■ Quoted text
* * *

We voted. The Rocket gets in the feisty club.
A Little Fact: Richard punched two referees—on separate occasions.
Air Force quarterback Dee Dowis was 5’10” and 153 pounds of option-running frustration for his opponents.
Dowis worked his magic in Air Force’s wishbone offense, running the option with a skill and grit that earned him accolades as a “four-star field general.”
The high school recruit “nobody wanted” went on to set the NCAA Division I record for career yards rushed by a quarterback (later broken by someone else on this list).
A Little Fact: Dowis finished sixth in the 1989 Heisman Trophy vote.
No matter where he is in the league or how he is getting the ball—once Darren Sproles get the rock in his hands, things are about to get interesting.
Sproles has that escape-artist quality and runs into thickets of defenders, only to shoot out the other side running free. His ability to run the ball and return kicks helped him earn the NFL record for single-season all-purpose yards, racking up 2,696 in total yardage in 2011.
A Little Fact: Sprole’s first two touchdowns in the NFL came in the same day, with him taking back both an opening kickoff and a punt for touchdowns in a 2007 game against the Indianapolis Colts.
Speed. Intensity. Physics-murdering free kicks.
Brazilian wingback Roberto Carlos was a special player for the Spanish soccer club Real Madrid as well as the Brazil national team.
Carlos was quick like the bunny rabbit, a strong challenger and he plied his trade in professional soccer for 21 years (1991-2012), helping Brazil win the World Cup in 2002.

* * *

■ To do
[A] According to the athlete profiles, where did Dee Dowis finish in the 1989 Heisman Trophy vote?
[B] Reproduce the passage of the athlete profiles starting at "No matter where" and ending at "Physics-murdering free kicks.", word for word.

■ Information provided
* * *

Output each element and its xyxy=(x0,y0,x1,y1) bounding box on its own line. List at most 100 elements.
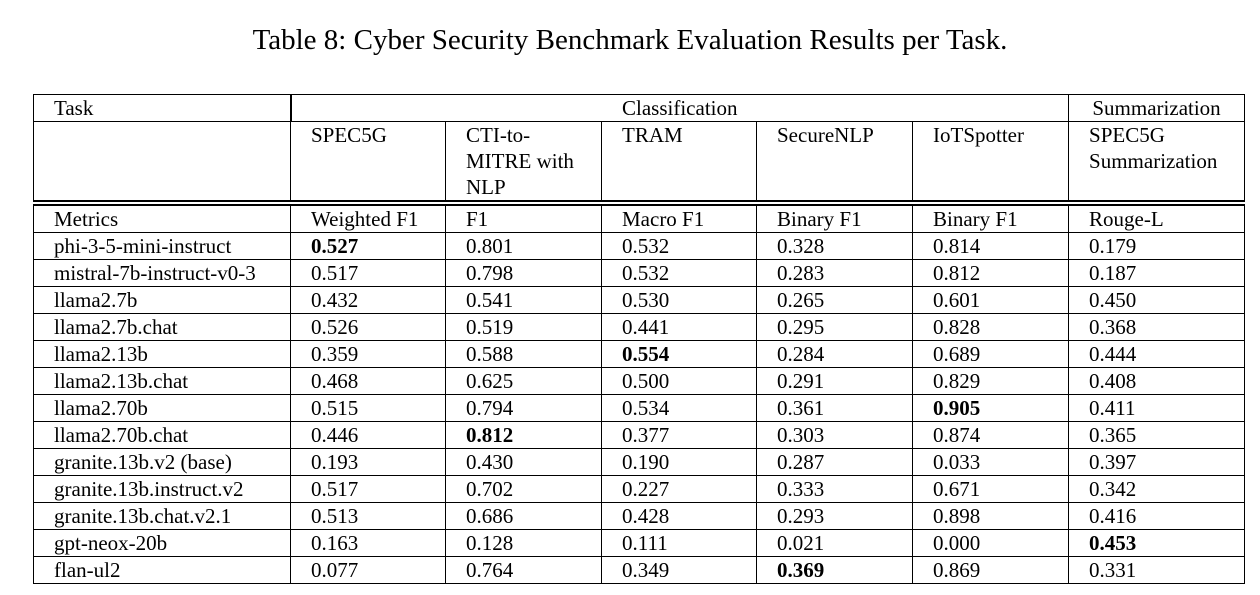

* * *

■ Per-task outputs
[A] Sixth.

[B]
No matter where he is in the league or how he is getting the ball—once Darren Sproles get the rock in his hands, things are about to get interesting.
Sproles has that escape-artist quality and runs into thickets of defenders, only to shoot out the other side running free. His ability to run the ball and return kicks helped him earn the NFL record for single-season all-purpose yards, racking up 2,696 in total yardage in 2011.
A Little Fact: Sprole’s first two touchdowns in the NFL came in the same day, with him taking back both an opening kickoff and a punt for touchdowns in a 2007 game against the Indianapolis Colts.
Speed. Intensity. Physics-murdering free kicks.